**Exercise requirements:**
Pictures stay out of the copy; set down each line of the listing below exactly.

(Collected data entries)
----

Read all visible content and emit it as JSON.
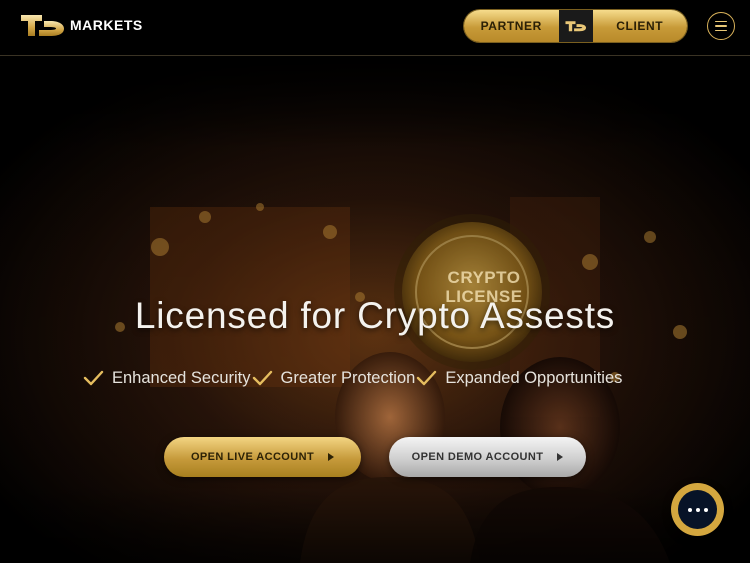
{
  "header": {
    "brand": "MARKETS",
    "switch": {
      "left_label": "PARTNER",
      "right_label": "CLIENT",
      "mid_icon": "td-logo-icon"
    },
    "menu_icon": "hamburger-menu-icon"
  },
  "hero": {
    "title": "Licensed for Crypto Assests",
    "badge_text": [
      "CRYPTO",
      "LICENSE"
    ],
    "features": [
      {
        "icon": "check-icon",
        "label": "Enhanced Security"
      },
      {
        "icon": "check-icon",
        "label": "Greater Protection"
      },
      {
        "icon": "check-icon",
        "label": "Expanded Opportunities"
      }
    ],
    "cta_live": "OPEN LIVE ACCOUNT",
    "cta_demo": "OPEN DEMO ACCOUNT"
  },
  "chat": {
    "icon": "chat-bubble-icon"
  },
  "colors": {
    "gold": "#d4a73f",
    "background": "#000000",
    "chat_inner": "#071327"
  }
}
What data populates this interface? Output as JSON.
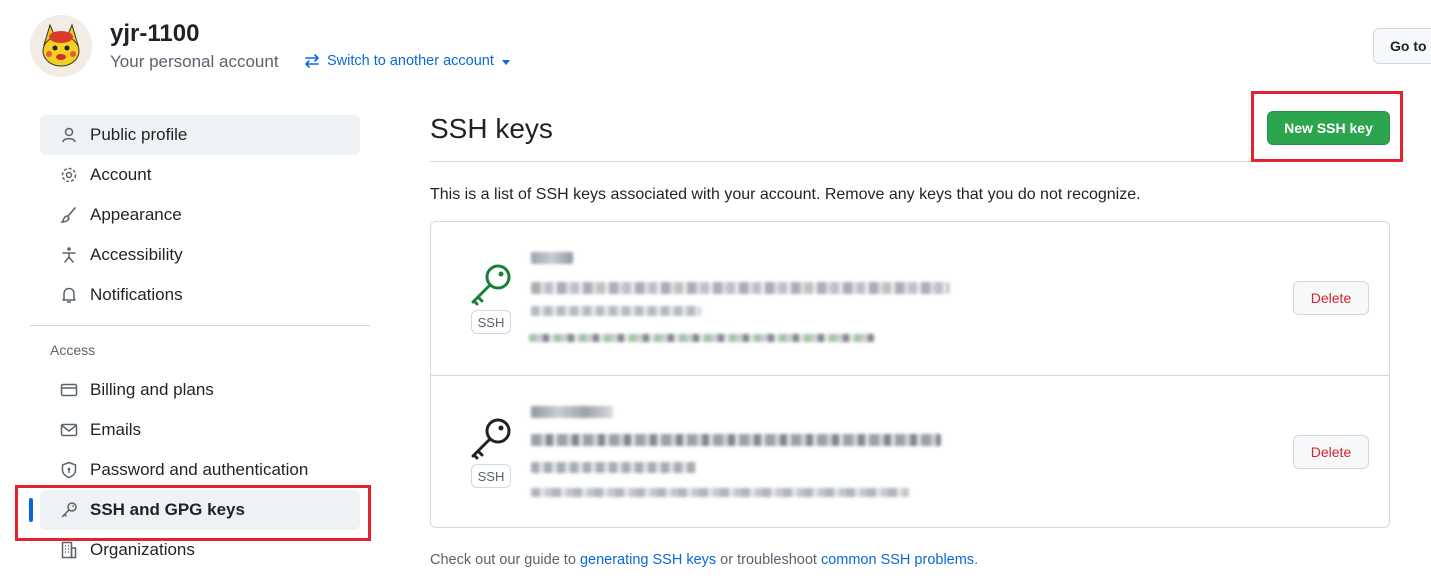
{
  "header": {
    "username": "yjr-1100",
    "subtitle": "Your personal account",
    "switch_label": "Switch to another account",
    "goto_label": "Go to"
  },
  "sidebar": {
    "items": [
      {
        "label": "Public profile",
        "icon": "person-icon"
      },
      {
        "label": "Account",
        "icon": "gear-icon"
      },
      {
        "label": "Appearance",
        "icon": "paintbrush-icon"
      },
      {
        "label": "Accessibility",
        "icon": "accessibility-icon"
      },
      {
        "label": "Notifications",
        "icon": "bell-icon"
      }
    ],
    "access_label": "Access",
    "access_items": [
      {
        "label": "Billing and plans",
        "icon": "credit-card-icon"
      },
      {
        "label": "Emails",
        "icon": "mail-icon"
      },
      {
        "label": "Password and authentication",
        "icon": "shield-lock-icon"
      },
      {
        "label": "SSH and GPG keys",
        "icon": "key-icon",
        "selected": true
      },
      {
        "label": "Organizations",
        "icon": "organization-icon"
      }
    ]
  },
  "main": {
    "title": "SSH keys",
    "new_button": "New SSH key",
    "description": "This is a list of SSH keys associated with your account. Remove any keys that you do not recognize.",
    "keys": [
      {
        "badge": "SSH",
        "delete_label": "Delete",
        "icon_color": "#1a7f37"
      },
      {
        "badge": "SSH",
        "delete_label": "Delete",
        "icon_color": "#1f2328"
      }
    ],
    "footer": {
      "prefix": "Check out our guide to ",
      "link1": "generating SSH keys",
      "middle": " or troubleshoot ",
      "link2": "common SSH problems",
      "suffix": "."
    }
  },
  "colors": {
    "accent": "#0969da",
    "primary_button": "#2da44e",
    "danger": "#d1242f",
    "highlight_box": "#e5222e"
  }
}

----

**Exercise solution:**
Read all visible content and emit it as JSON.
{
  "header": {
    "brand": "MARKETS",
    "switch": {
      "left_label": "PARTNER",
      "right_label": "CLIENT",
      "mid_icon": "td-logo-icon"
    },
    "menu_icon": "hamburger-menu-icon"
  },
  "hero": {
    "title": "Licensed for Crypto Assests",
    "badge_text": [
      "CRYPTO",
      "LICENSE"
    ],
    "features": [
      {
        "icon": "check-icon",
        "label": "Enhanced Security"
      },
      {
        "icon": "check-icon",
        "label": "Greater Protection"
      },
      {
        "icon": "check-icon",
        "label": "Expanded Opportunities"
      }
    ],
    "cta_live": "OPEN LIVE ACCOUNT",
    "cta_demo": "OPEN DEMO ACCOUNT"
  },
  "chat": {
    "icon": "chat-bubble-icon"
  },
  "colors": {
    "gold": "#d4a73f",
    "background": "#000000",
    "chat_inner": "#071327"
  }
}
What data populates this interface? Output as JSON.
{
  "header": {
    "username": "yjr-1100",
    "subtitle": "Your personal account",
    "switch_label": "Switch to another account",
    "goto_label": "Go to"
  },
  "sidebar": {
    "items": [
      {
        "label": "Public profile",
        "icon": "person-icon"
      },
      {
        "label": "Account",
        "icon": "gear-icon"
      },
      {
        "label": "Appearance",
        "icon": "paintbrush-icon"
      },
      {
        "label": "Accessibility",
        "icon": "accessibility-icon"
      },
      {
        "label": "Notifications",
        "icon": "bell-icon"
      }
    ],
    "access_label": "Access",
    "access_items": [
      {
        "label": "Billing and plans",
        "icon": "credit-card-icon"
      },
      {
        "label": "Emails",
        "icon": "mail-icon"
      },
      {
        "label": "Password and authentication",
        "icon": "shield-lock-icon"
      },
      {
        "label": "SSH and GPG keys",
        "icon": "key-icon",
        "selected": true
      },
      {
        "label": "Organizations",
        "icon": "organization-icon"
      }
    ]
  },
  "main": {
    "title": "SSH keys",
    "new_button": "New SSH key",
    "description": "This is a list of SSH keys associated with your account. Remove any keys that you do not recognize.",
    "keys": [
      {
        "badge": "SSH",
        "delete_label": "Delete",
        "icon_color": "#1a7f37"
      },
      {
        "badge": "SSH",
        "delete_label": "Delete",
        "icon_color": "#1f2328"
      }
    ],
    "footer": {
      "prefix": "Check out our guide to ",
      "link1": "generating SSH keys",
      "middle": " or troubleshoot ",
      "link2": "common SSH problems",
      "suffix": "."
    }
  },
  "colors": {
    "accent": "#0969da",
    "primary_button": "#2da44e",
    "danger": "#d1242f",
    "highlight_box": "#e5222e"
  }
}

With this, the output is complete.